[Objective]
Find how many lines contain the word "Vertical" and state that number alone.

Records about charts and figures
## Start

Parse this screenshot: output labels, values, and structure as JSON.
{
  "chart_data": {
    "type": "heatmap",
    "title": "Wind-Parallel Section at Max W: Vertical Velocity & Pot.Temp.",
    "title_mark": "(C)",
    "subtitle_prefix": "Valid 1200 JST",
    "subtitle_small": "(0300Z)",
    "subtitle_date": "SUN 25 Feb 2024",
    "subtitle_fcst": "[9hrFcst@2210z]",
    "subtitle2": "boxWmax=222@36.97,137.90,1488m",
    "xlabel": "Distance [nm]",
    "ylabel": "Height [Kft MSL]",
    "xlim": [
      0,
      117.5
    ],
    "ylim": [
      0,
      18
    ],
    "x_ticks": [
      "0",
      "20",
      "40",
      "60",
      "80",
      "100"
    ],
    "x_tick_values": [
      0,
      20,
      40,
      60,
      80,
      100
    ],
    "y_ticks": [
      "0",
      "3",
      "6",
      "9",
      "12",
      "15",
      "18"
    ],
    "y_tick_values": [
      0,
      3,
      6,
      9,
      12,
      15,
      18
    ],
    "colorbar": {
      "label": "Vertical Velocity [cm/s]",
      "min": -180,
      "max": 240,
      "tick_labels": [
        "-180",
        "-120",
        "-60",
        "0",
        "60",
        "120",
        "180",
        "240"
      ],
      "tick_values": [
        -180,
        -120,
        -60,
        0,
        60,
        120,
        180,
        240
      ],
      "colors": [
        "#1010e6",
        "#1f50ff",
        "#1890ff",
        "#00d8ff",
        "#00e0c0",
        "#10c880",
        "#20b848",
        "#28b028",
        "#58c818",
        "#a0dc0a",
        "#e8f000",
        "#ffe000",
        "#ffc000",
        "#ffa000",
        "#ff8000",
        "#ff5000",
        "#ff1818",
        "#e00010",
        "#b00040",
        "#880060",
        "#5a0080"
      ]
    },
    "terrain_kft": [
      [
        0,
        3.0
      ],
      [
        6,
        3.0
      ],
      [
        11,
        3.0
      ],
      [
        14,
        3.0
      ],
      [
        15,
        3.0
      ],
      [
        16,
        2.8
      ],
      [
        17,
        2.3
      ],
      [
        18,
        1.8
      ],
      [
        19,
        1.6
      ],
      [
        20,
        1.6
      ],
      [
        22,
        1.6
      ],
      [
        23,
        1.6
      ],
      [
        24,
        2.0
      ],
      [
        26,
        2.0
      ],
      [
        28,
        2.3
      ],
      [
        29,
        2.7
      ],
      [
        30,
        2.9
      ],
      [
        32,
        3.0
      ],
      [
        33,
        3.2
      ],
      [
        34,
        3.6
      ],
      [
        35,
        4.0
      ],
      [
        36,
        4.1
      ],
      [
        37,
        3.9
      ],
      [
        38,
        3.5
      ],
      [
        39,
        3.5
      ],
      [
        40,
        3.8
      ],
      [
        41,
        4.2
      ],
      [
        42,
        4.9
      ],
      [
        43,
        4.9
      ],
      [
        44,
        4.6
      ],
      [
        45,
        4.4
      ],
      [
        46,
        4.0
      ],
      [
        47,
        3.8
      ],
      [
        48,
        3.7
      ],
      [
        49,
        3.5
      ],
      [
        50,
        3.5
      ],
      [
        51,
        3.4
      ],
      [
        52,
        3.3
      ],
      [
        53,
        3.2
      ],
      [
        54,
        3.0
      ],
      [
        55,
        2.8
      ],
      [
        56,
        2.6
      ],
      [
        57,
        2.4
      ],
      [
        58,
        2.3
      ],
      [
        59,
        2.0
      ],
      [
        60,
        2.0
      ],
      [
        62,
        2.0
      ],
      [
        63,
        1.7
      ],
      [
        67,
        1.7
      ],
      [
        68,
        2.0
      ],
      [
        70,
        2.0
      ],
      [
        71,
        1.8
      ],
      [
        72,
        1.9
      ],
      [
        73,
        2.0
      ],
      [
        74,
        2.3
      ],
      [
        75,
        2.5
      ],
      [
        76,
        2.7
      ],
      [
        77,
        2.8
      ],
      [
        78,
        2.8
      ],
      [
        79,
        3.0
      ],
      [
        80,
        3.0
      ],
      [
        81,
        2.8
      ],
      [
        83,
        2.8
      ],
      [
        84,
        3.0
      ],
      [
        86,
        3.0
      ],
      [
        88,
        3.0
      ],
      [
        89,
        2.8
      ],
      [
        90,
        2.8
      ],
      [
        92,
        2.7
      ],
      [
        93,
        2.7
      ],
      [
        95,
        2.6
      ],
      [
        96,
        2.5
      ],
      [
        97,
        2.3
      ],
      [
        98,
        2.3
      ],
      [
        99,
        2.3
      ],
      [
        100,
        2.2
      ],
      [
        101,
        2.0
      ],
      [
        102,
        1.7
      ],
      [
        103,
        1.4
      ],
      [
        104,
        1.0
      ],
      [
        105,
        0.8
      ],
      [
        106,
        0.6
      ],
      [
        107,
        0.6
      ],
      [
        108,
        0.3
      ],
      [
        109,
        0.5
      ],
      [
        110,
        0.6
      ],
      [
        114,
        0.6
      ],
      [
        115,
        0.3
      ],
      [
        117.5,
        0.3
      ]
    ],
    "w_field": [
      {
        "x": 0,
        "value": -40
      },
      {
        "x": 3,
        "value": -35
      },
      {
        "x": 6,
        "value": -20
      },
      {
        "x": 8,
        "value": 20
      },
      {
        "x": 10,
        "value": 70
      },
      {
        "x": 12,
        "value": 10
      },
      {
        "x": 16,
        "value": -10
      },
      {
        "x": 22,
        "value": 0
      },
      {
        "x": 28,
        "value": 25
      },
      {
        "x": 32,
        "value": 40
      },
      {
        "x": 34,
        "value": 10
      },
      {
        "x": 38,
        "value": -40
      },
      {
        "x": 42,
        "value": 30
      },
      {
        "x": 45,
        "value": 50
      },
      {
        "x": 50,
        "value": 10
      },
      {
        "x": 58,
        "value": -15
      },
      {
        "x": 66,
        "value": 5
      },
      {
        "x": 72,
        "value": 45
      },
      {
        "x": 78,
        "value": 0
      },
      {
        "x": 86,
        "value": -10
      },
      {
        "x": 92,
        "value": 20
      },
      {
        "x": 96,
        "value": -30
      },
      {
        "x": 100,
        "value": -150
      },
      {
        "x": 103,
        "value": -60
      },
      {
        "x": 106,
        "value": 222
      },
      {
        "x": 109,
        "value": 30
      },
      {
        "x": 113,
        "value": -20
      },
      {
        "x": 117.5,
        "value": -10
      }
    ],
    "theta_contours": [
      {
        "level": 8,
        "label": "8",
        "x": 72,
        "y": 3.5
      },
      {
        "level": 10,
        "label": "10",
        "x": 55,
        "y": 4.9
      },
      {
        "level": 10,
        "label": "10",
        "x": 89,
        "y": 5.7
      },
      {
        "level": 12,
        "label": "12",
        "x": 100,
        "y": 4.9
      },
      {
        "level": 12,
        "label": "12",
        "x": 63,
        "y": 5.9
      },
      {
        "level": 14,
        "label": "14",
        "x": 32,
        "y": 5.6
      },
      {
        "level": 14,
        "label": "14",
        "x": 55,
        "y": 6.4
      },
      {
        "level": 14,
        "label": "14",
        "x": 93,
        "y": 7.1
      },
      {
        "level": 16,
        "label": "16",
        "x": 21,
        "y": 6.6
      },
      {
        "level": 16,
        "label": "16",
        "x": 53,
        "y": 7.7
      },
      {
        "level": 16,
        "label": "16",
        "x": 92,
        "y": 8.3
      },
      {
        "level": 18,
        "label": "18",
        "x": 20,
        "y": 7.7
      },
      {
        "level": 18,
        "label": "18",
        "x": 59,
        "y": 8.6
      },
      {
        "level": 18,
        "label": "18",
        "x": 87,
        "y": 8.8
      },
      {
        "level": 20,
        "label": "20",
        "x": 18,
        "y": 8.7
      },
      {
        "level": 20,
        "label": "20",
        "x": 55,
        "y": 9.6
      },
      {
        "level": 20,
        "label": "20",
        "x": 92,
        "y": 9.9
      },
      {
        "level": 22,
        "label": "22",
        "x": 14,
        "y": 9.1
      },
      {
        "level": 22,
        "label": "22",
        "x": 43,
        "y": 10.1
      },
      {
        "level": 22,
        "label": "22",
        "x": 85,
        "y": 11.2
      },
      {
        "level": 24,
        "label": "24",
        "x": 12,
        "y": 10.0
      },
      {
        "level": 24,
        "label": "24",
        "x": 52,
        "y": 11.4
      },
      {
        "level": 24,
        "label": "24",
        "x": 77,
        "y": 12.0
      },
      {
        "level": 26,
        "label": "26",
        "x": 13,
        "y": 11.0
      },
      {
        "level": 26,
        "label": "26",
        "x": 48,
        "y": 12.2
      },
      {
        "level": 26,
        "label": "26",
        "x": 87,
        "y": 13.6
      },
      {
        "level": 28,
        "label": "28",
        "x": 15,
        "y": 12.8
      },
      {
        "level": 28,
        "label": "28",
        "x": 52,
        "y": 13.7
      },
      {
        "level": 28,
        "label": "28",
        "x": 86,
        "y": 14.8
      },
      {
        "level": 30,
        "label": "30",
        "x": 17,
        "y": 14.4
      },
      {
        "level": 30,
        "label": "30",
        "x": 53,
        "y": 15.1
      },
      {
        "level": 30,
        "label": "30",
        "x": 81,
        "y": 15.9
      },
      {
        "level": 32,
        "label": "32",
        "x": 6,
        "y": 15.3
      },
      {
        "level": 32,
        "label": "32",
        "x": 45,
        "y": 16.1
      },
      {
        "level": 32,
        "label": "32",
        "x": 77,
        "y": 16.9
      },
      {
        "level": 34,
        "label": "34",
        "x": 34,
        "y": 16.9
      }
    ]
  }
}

## End

[Result]
2